Excerpts from a figure dataset:

^^^^

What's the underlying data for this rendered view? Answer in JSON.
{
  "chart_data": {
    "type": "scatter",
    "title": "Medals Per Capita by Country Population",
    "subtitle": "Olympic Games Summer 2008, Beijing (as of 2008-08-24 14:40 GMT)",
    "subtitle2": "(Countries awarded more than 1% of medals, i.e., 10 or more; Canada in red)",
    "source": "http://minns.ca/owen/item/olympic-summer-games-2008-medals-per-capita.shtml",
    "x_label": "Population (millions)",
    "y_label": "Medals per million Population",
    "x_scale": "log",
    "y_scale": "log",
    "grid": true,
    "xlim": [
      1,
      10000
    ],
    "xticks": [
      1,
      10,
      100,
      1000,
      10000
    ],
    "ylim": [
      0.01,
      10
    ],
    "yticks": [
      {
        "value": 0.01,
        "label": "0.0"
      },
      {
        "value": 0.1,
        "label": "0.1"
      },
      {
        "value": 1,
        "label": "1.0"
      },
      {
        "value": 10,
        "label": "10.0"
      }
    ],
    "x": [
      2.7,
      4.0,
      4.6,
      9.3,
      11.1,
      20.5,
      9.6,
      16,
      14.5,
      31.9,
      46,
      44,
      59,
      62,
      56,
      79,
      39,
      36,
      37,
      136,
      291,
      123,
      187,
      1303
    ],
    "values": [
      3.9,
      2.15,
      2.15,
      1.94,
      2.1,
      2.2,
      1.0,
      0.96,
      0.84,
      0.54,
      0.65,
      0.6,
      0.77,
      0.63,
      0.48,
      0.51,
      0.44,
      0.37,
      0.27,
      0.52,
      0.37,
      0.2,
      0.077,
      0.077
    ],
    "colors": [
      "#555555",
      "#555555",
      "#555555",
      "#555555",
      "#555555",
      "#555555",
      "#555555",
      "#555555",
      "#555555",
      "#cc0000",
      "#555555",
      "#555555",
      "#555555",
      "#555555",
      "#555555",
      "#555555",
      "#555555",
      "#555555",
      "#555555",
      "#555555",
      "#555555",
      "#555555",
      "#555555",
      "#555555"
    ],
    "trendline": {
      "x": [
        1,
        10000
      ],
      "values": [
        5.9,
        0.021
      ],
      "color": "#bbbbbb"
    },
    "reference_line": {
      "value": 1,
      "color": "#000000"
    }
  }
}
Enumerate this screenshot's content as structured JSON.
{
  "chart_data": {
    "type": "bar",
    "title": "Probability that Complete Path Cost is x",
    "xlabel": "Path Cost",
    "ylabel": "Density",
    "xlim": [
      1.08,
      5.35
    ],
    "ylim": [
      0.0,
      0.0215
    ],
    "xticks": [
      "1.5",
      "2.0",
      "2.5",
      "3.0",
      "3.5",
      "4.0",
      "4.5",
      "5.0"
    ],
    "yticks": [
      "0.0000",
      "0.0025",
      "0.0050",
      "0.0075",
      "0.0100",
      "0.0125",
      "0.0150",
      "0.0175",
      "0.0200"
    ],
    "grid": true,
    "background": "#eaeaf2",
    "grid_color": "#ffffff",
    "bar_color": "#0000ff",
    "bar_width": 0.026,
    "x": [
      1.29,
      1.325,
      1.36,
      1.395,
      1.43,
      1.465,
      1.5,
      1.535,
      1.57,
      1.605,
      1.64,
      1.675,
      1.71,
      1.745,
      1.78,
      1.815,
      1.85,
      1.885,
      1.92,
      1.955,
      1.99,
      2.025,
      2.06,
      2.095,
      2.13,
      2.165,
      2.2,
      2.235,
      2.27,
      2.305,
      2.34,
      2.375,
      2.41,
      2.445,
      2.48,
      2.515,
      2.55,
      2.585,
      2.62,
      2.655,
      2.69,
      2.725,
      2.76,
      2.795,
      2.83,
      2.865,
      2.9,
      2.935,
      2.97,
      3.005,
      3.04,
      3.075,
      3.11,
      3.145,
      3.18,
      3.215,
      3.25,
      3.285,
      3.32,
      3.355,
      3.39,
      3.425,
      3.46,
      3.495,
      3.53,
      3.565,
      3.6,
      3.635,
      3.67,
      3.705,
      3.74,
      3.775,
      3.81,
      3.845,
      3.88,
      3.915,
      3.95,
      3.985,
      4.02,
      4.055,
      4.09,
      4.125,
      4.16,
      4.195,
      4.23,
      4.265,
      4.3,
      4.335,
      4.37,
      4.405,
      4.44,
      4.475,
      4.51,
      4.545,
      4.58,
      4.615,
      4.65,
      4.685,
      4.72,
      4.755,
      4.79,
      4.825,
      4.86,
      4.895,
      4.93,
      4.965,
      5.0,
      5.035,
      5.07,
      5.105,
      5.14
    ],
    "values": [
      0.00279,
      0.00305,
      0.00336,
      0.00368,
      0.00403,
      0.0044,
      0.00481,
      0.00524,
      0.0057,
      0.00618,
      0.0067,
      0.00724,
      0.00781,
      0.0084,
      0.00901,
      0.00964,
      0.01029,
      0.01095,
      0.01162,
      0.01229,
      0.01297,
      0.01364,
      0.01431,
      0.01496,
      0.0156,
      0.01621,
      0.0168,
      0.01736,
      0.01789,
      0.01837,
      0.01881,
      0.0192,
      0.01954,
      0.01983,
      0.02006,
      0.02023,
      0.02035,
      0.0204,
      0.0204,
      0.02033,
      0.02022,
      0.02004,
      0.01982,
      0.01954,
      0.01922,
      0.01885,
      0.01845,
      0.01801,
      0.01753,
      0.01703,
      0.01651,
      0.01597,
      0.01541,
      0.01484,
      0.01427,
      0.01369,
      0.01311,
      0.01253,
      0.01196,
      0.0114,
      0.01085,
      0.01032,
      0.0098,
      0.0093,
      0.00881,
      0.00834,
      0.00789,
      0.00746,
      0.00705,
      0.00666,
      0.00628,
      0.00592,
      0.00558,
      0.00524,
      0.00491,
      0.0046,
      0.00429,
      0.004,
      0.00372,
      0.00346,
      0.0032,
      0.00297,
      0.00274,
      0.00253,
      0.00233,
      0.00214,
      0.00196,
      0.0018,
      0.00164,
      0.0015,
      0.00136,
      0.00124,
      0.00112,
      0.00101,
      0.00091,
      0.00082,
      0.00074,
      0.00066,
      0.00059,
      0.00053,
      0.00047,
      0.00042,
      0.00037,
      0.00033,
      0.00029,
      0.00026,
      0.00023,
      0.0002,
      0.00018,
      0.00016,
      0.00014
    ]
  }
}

^^^^

### Set task
Reproduce the entries above exactly.

### Solution to this exercise
What's the underlying data for this rendered view? Answer in JSON.
{
  "chart_data": {
    "type": "scatter",
    "title": "Medals Per Capita by Country Population",
    "subtitle": "Olympic Games Summer 2008, Beijing (as of 2008-08-24 14:40 GMT)",
    "subtitle2": "(Countries awarded more than 1% of medals, i.e., 10 or more; Canada in red)",
    "source": "http://minns.ca/owen/item/olympic-summer-games-2008-medals-per-capita.shtml",
    "x_label": "Population (millions)",
    "y_label": "Medals per million Population",
    "x_scale": "log",
    "y_scale": "log",
    "grid": true,
    "xlim": [
      1,
      10000
    ],
    "xticks": [
      1,
      10,
      100,
      1000,
      10000
    ],
    "ylim": [
      0.01,
      10
    ],
    "yticks": [
      {
        "value": 0.01,
        "label": "0.0"
      },
      {
        "value": 0.1,
        "label": "0.1"
      },
      {
        "value": 1,
        "label": "1.0"
      },
      {
        "value": 10,
        "label": "10.0"
      }
    ],
    "x": [
      2.7,
      4.0,
      4.6,
      9.3,
      11.1,
      20.5,
      9.6,
      16,
      14.5,
      31.9,
      46,
      44,
      59,
      62,
      56,
      79,
      39,
      36,
      37,
      136,
      291,
      123,
      187,
      1303
    ],
    "values": [
      3.9,
      2.15,
      2.15,
      1.94,
      2.1,
      2.2,
      1.0,
      0.96,
      0.84,
      0.54,
      0.65,
      0.6,
      0.77,
      0.63,
      0.48,
      0.51,
      0.44,
      0.37,
      0.27,
      0.52,
      0.37,
      0.2,
      0.077,
      0.077
    ],
    "colors": [
      "#555555",
      "#555555",
      "#555555",
      "#555555",
      "#555555",
      "#555555",
      "#555555",
      "#555555",
      "#555555",
      "#cc0000",
      "#555555",
      "#555555",
      "#555555",
      "#555555",
      "#555555",
      "#555555",
      "#555555",
      "#555555",
      "#555555",
      "#555555",
      "#555555",
      "#555555",
      "#555555",
      "#555555"
    ],
    "trendline": {
      "x": [
        1,
        10000
      ],
      "values": [
        5.9,
        0.021
      ],
      "color": "#bbbbbb"
    },
    "reference_line": {
      "value": 1,
      "color": "#000000"
    }
  }
}
Enumerate this screenshot's content as structured JSON.
{
  "chart_data": {
    "type": "bar",
    "title": "Probability that Complete Path Cost is x",
    "xlabel": "Path Cost",
    "ylabel": "Density",
    "xlim": [
      1.08,
      5.35
    ],
    "ylim": [
      0.0,
      0.0215
    ],
    "xticks": [
      "1.5",
      "2.0",
      "2.5",
      "3.0",
      "3.5",
      "4.0",
      "4.5",
      "5.0"
    ],
    "yticks": [
      "0.0000",
      "0.0025",
      "0.0050",
      "0.0075",
      "0.0100",
      "0.0125",
      "0.0150",
      "0.0175",
      "0.0200"
    ],
    "grid": true,
    "background": "#eaeaf2",
    "grid_color": "#ffffff",
    "bar_color": "#0000ff",
    "bar_width": 0.026,
    "x": [
      1.29,
      1.325,
      1.36,
      1.395,
      1.43,
      1.465,
      1.5,
      1.535,
      1.57,
      1.605,
      1.64,
      1.675,
      1.71,
      1.745,
      1.78,
      1.815,
      1.85,
      1.885,
      1.92,
      1.955,
      1.99,
      2.025,
      2.06,
      2.095,
      2.13,
      2.165,
      2.2,
      2.235,
      2.27,
      2.305,
      2.34,
      2.375,
      2.41,
      2.445,
      2.48,
      2.515,
      2.55,
      2.585,
      2.62,
      2.655,
      2.69,
      2.725,
      2.76,
      2.795,
      2.83,
      2.865,
      2.9,
      2.935,
      2.97,
      3.005,
      3.04,
      3.075,
      3.11,
      3.145,
      3.18,
      3.215,
      3.25,
      3.285,
      3.32,
      3.355,
      3.39,
      3.425,
      3.46,
      3.495,
      3.53,
      3.565,
      3.6,
      3.635,
      3.67,
      3.705,
      3.74,
      3.775,
      3.81,
      3.845,
      3.88,
      3.915,
      3.95,
      3.985,
      4.02,
      4.055,
      4.09,
      4.125,
      4.16,
      4.195,
      4.23,
      4.265,
      4.3,
      4.335,
      4.37,
      4.405,
      4.44,
      4.475,
      4.51,
      4.545,
      4.58,
      4.615,
      4.65,
      4.685,
      4.72,
      4.755,
      4.79,
      4.825,
      4.86,
      4.895,
      4.93,
      4.965,
      5.0,
      5.035,
      5.07,
      5.105,
      5.14
    ],
    "values": [
      0.00279,
      0.00305,
      0.00336,
      0.00368,
      0.00403,
      0.0044,
      0.00481,
      0.00524,
      0.0057,
      0.00618,
      0.0067,
      0.00724,
      0.00781,
      0.0084,
      0.00901,
      0.00964,
      0.01029,
      0.01095,
      0.01162,
      0.01229,
      0.01297,
      0.01364,
      0.01431,
      0.01496,
      0.0156,
      0.01621,
      0.0168,
      0.01736,
      0.01789,
      0.01837,
      0.01881,
      0.0192,
      0.01954,
      0.01983,
      0.02006,
      0.02023,
      0.02035,
      0.0204,
      0.0204,
      0.02033,
      0.02022,
      0.02004,
      0.01982,
      0.01954,
      0.01922,
      0.01885,
      0.01845,
      0.01801,
      0.01753,
      0.01703,
      0.01651,
      0.01597,
      0.01541,
      0.01484,
      0.01427,
      0.01369,
      0.01311,
      0.01253,
      0.01196,
      0.0114,
      0.01085,
      0.01032,
      0.0098,
      0.0093,
      0.00881,
      0.00834,
      0.00789,
      0.00746,
      0.00705,
      0.00666,
      0.00628,
      0.00592,
      0.00558,
      0.00524,
      0.00491,
      0.0046,
      0.00429,
      0.004,
      0.00372,
      0.00346,
      0.0032,
      0.00297,
      0.00274,
      0.00253,
      0.00233,
      0.00214,
      0.00196,
      0.0018,
      0.00164,
      0.0015,
      0.00136,
      0.00124,
      0.00112,
      0.00101,
      0.00091,
      0.00082,
      0.00074,
      0.00066,
      0.00059,
      0.00053,
      0.00047,
      0.00042,
      0.00037,
      0.00033,
      0.00029,
      0.00026,
      0.00023,
      0.0002,
      0.00018,
      0.00016,
      0.00014
    ]
  }
}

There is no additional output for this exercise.